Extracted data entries
● ● ● ●
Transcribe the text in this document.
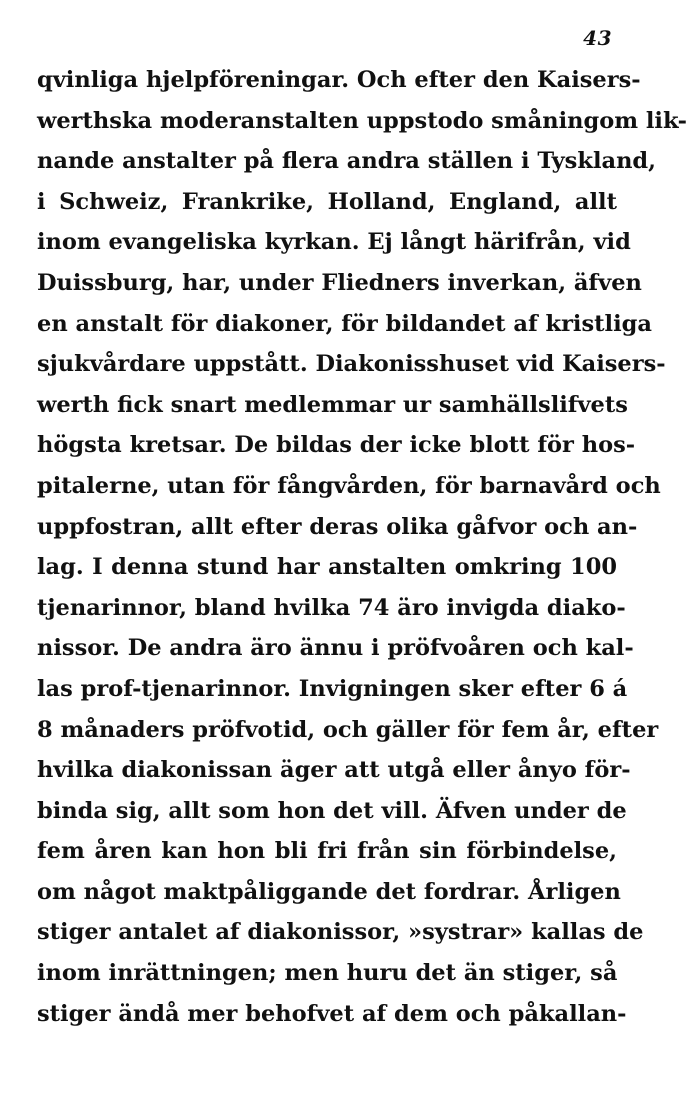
43
qvinliga hjelpföreningar. Och efter den Kaisers-
werthska moderanstalten uppstodo småningom lik-
nande anstalter på flera andra ställen i Tyskland,
i Schweiz, Frankrike, Holland, England, allt
inom evangeliska kyrkan. Ej långt härifrån, vid
Duissburg, har, under Fliedners inverkan, äfven
en anstalt för diakoner, för bildandet af kristliga
sjukvårdare uppstått. Diakonisshuset vid Kaisers-
werth fick snart medlemmar ur samhällslifvets
högsta kretsar. De bildas der icke blott för hos-
pitalerne, utan för fångvården, för barnavård och
uppfostran, allt efter deras olika gåfvor och an-
lag. I denna stund har anstalten omkring 100
tjenarinnor, bland hvilka 74 äro invigda diako-
nissor. De andra äro ännu i pröfvoåren och kal-
las prof-tjenarinnor. Invigningen sker efter 6 á
8 månaders pröfvotid, och gäller för fem år, efter
hvilka diakonissan äger att utgå eller ånyo för-
binda sig, allt som hon det vill. Äfven under de
fem åren kan hon bli fri från sin förbindelse,
om något maktpåliggande det fordrar. Årligen
stiger antalet af diakonissor, »systrar» kallas de
inom inrättningen; men huru det än stiger, så
stiger ändå mer behofvet af dem och påkallan-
● ● ● ●
§ Work required
Transcribe the whole listing exactly. Pictures stay out of your copy.

§ Answer to this problem
Transcribe the text in this document.
43
qvinliga hjelpföreningar. Och efter den Kaisers-
werthska moderanstalten uppstodo småningom lik-
nande anstalter på flera andra ställen i Tyskland,
i Schweiz, Frankrike, Holland, England, allt
inom evangeliska kyrkan. Ej långt härifrån, vid
Duissburg, har, under Fliedners inverkan, äfven
en anstalt för diakoner, för bildandet af kristliga
sjukvårdare uppstått. Diakonisshuset vid Kaisers-
werth fick snart medlemmar ur samhällslifvets
högsta kretsar. De bildas der icke blott för hos-
pitalerne, utan för fångvården, för barnavård och
uppfostran, allt efter deras olika gåfvor och an-
lag. I denna stund har anstalten omkring 100
tjenarinnor, bland hvilka 74 äro invigda diako-
nissor. De andra äro ännu i pröfvoåren och kal-
las prof-tjenarinnor. Invigningen sker efter 6 á
8 månaders pröfvotid, och gäller för fem år, efter
hvilka diakonissan äger att utgå eller ånyo för-
binda sig, allt som hon det vill. Äfven under de
fem åren kan hon bli fri från sin förbindelse,
om något maktpåliggande det fordrar. Årligen
stiger antalet af diakonissor, »systrar» kallas de
inom inrättningen; men huru det än stiger, så
stiger ändå mer behofvet af dem och påkallan-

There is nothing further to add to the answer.